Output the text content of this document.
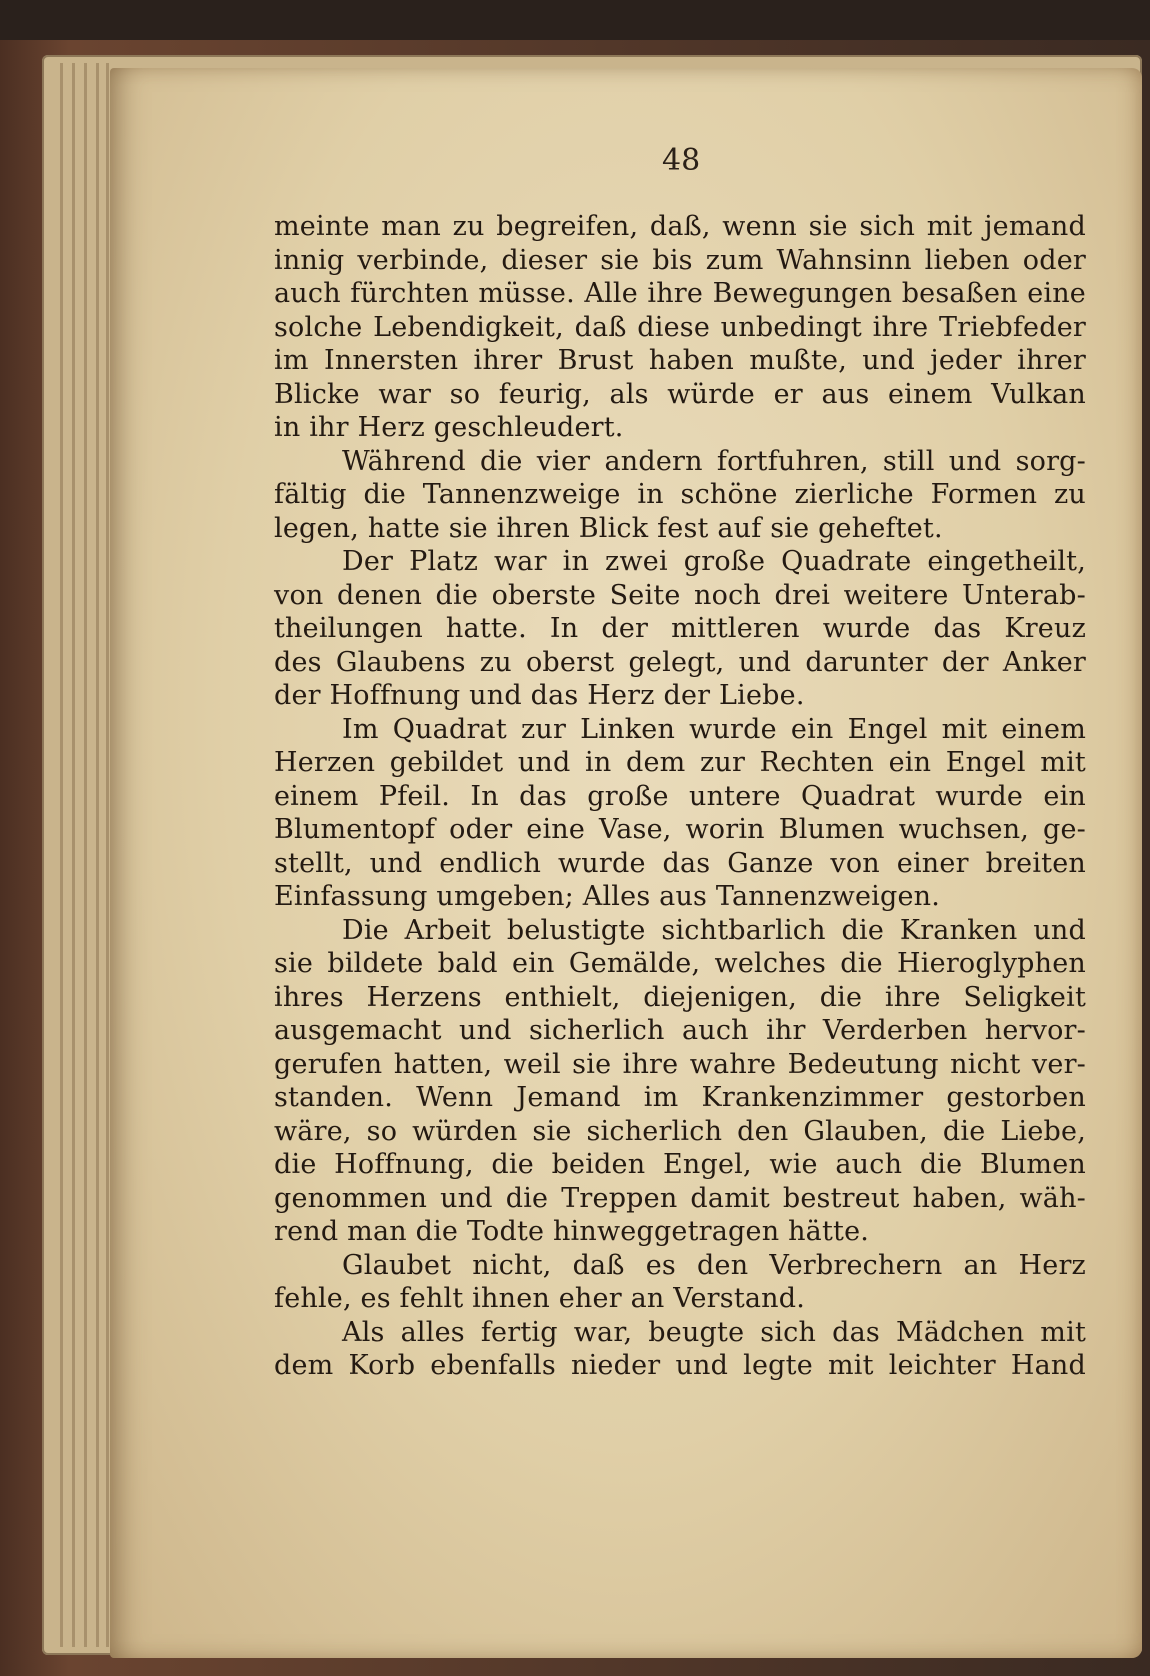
48
meinte man zu begreifen, daß, wenn sie sich mit jemand
innig verbinde, dieser sie bis zum Wahnsinn lieben oder
auch fürchten müsse. Alle ihre Bewegungen besaßen eine
solche Lebendigkeit, daß diese unbedingt ihre Triebfeder
im Innersten ihrer Brust haben mußte, und jeder ihrer
Blicke war so feurig, als würde er aus einem Vulkan
in ihr Herz geschleudert.
Während die vier andern fortfuhren, still und sorg-
fältig die Tannenzweige in schöne zierliche Formen zu
legen, hatte sie ihren Blick fest auf sie geheftet.
Der Platz war in zwei große Quadrate eingetheilt,
von denen die oberste Seite noch drei weitere Unterab-
theilungen hatte. In der mittleren wurde das Kreuz
des Glaubens zu oberst gelegt, und darunter der Anker
der Hoffnung und das Herz der Liebe.
Im Quadrat zur Linken wurde ein Engel mit einem
Herzen gebildet und in dem zur Rechten ein Engel mit
einem Pfeil. In das große untere Quadrat wurde ein
Blumentopf oder eine Vase, worin Blumen wuchsen, ge-
stellt, und endlich wurde das Ganze von einer breiten
Einfassung umgeben; Alles aus Tannenzweigen.
Die Arbeit belustigte sichtbarlich die Kranken und
sie bildete bald ein Gemälde, welches die Hieroglyphen
ihres Herzens enthielt, diejenigen, die ihre Seligkeit
ausgemacht und sicherlich auch ihr Verderben hervor-
gerufen hatten, weil sie ihre wahre Bedeutung nicht ver-
standen. Wenn Jemand im Krankenzimmer gestorben
wäre, so würden sie sicherlich den Glauben, die Liebe,
die Hoffnung, die beiden Engel, wie auch die Blumen
genommen und die Treppen damit bestreut haben, wäh-
rend man die Todte hinweggetragen hätte.
Glaubet nicht, daß es den Verbrechern an Herz
fehle, es fehlt ihnen eher an Verstand.
Als alles fertig war, beugte sich das Mädchen mit
dem Korb ebenfalls nieder und legte mit leichter Hand
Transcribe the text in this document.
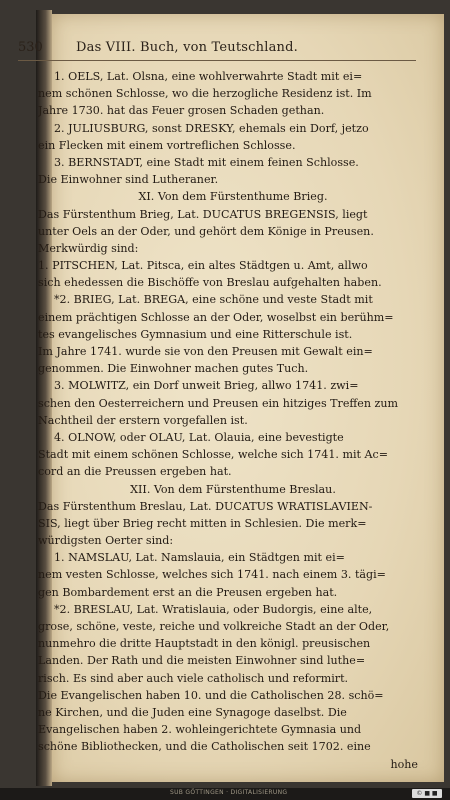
530	Das VIII. Buch, von Teutschland.
1. OELS, Lat. Olsna, eine wohlverwahrte Stadt mit ei=
nem schönen Schlosse, wo die herzogliche Residenz ist. Im
Jahre 1730. hat das Feuer grosen Schaden gethan.
2. JULIUSBURG, sonst DRESKY, ehemals ein Dorf, jetzo
ein Flecken mit einem vortreflichen Schlosse.
3. BERNSTADT, eine Stadt mit einem feinen Schlosse.
Die Einwohner sind Lutheraner.
XI. Von dem Fürstenthume Brieg.
Das Fürstenthum Brieg, Lat. DUCATUS BREGENSIS, liegt
unter Oels an der Oder, und gehört dem Könige in Preusen.
Merkwürdig sind:
1. PITSCHEN, Lat. Pitsca, ein altes Städtgen u. Amt, allwo
sich ehedessen die Bischöffe von Breslau aufgehalten haben.
*2. BRIEG, Lat. BREGA, eine schöne und veste Stadt mit
einem prächtigen Schlosse an der Oder, woselbst ein berühm=
tes evangelisches Gymnasium und eine Ritterschule ist.
Im Jahre 1741. wurde sie von den Preusen mit Gewalt ein=
genommen. Die Einwohner machen gutes Tuch.
3. MOLWITZ, ein Dorf unweit Brieg, allwo 1741. zwi=
schen den Oesterreichern und Preusen ein hitziges Treffen zum
Nachtheil der erstern vorgefallen ist.
4. OLNOW, oder OLAU, Lat. Olauia, eine bevestigte
Stadt mit einem schönen Schlosse, welche sich 1741. mit Ac=
cord an die Preussen ergeben hat.
XII. Von dem Fürstenthume Breslau.
Das Fürstenthum Breslau, Lat. DUCATUS WRATISLAVIEN-
SIS, liegt über Brieg recht mitten in Schlesien. Die merk=
würdigsten Oerter sind:
1. NAMSLAU, Lat. Namslauia, ein Städtgen mit ei=
nem vesten Schlosse, welches sich 1741. nach einem 3. tägi=
gen Bombardement erst an die Preusen ergeben hat.
*2. BRESLAU, Lat. Wratislauia, oder Budorgis, eine alte,
grose, schöne, veste, reiche und volkreiche Stadt an der Oder,
nunmehro die dritte Hauptstadt in den königl. preusischen
Landen. Der Rath und die meisten Einwohner sind luthe=
risch. Es sind aber auch viele catholisch und reformirt.
Die Evangelischen haben 10. und die Catholischen 28. schö=
ne Kirchen, und die Juden eine Synagoge daselbst. Die
Evangelischen haben 2. wohleingerichtete Gymnasia und
schöne Bibliothecken, und die Catholischen seit 1702. eine
hohe
SUB GÖTTINGEN · DIGITALISIERUNG	© ■ ■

+-------+

» **Exercise aim**
Take each line above that contains "allwo" and copy it out.

» **Answer area**
1. PITSCHEN, Lat. Pitsca, ein altes Städtgen u. Amt, allwo
3. MOLWITZ, ein Dorf unweit Brieg, allwo 1741. zwi=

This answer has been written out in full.